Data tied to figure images

<<<<

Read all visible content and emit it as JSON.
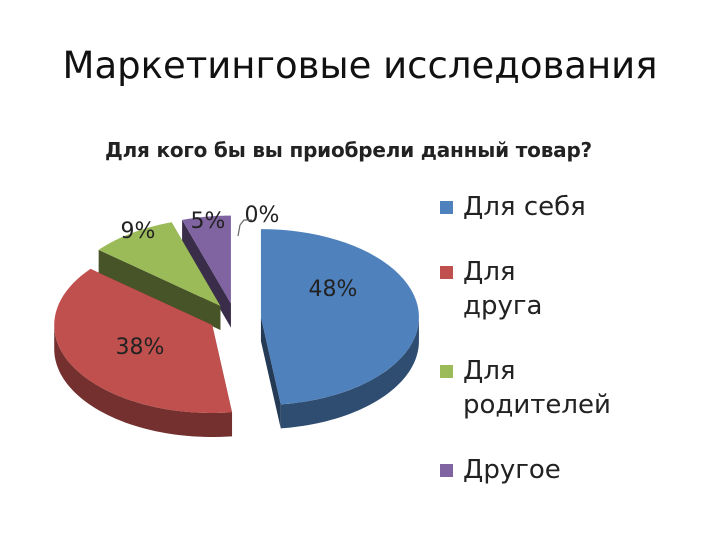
{
  "slide": {
    "title": "Маркетинговые исследования"
  },
  "chart_data": {
    "type": "pie",
    "title": "Для кого бы вы приобрели данный товар?",
    "categories": [
      "Для себя",
      "Для друга",
      "Для родителей",
      "Другое",
      ""
    ],
    "values": [
      48,
      38,
      9,
      5,
      0
    ],
    "labels": [
      "48%",
      "38%",
      "9%",
      "5%",
      "0%"
    ],
    "colors": [
      "#4f81bd",
      "#c0504d",
      "#9bbb59",
      "#8064a2",
      "#4bacc6"
    ],
    "legend_position": "right",
    "style": "3d-exploded"
  },
  "legend": [
    {
      "label": "Для себя",
      "color": "#4f81bd"
    },
    {
      "label": "Для друга",
      "color": "#c0504d"
    },
    {
      "label": "Для родителей",
      "color": "#9bbb59"
    },
    {
      "label": "Другое",
      "color": "#8064a2"
    }
  ]
}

>>>>

### TASK PROMPT
In the copy, include all records verbatim but no images.

### WRITTEN SOLUTION
Read all visible content and emit it as JSON.
{
  "slide": {
    "title": "Маркетинговые исследования"
  },
  "chart_data": {
    "type": "pie",
    "title": "Для кого бы вы приобрели данный товар?",
    "categories": [
      "Для себя",
      "Для друга",
      "Для родителей",
      "Другое",
      ""
    ],
    "values": [
      48,
      38,
      9,
      5,
      0
    ],
    "labels": [
      "48%",
      "38%",
      "9%",
      "5%",
      "0%"
    ],
    "colors": [
      "#4f81bd",
      "#c0504d",
      "#9bbb59",
      "#8064a2",
      "#4bacc6"
    ],
    "legend_position": "right",
    "style": "3d-exploded"
  },
  "legend": [
    {
      "label": "Для себя",
      "color": "#4f81bd"
    },
    {
      "label": "Для друга",
      "color": "#c0504d"
    },
    {
      "label": "Для родителей",
      "color": "#9bbb59"
    },
    {
      "label": "Другое",
      "color": "#8064a2"
    }
  ]
}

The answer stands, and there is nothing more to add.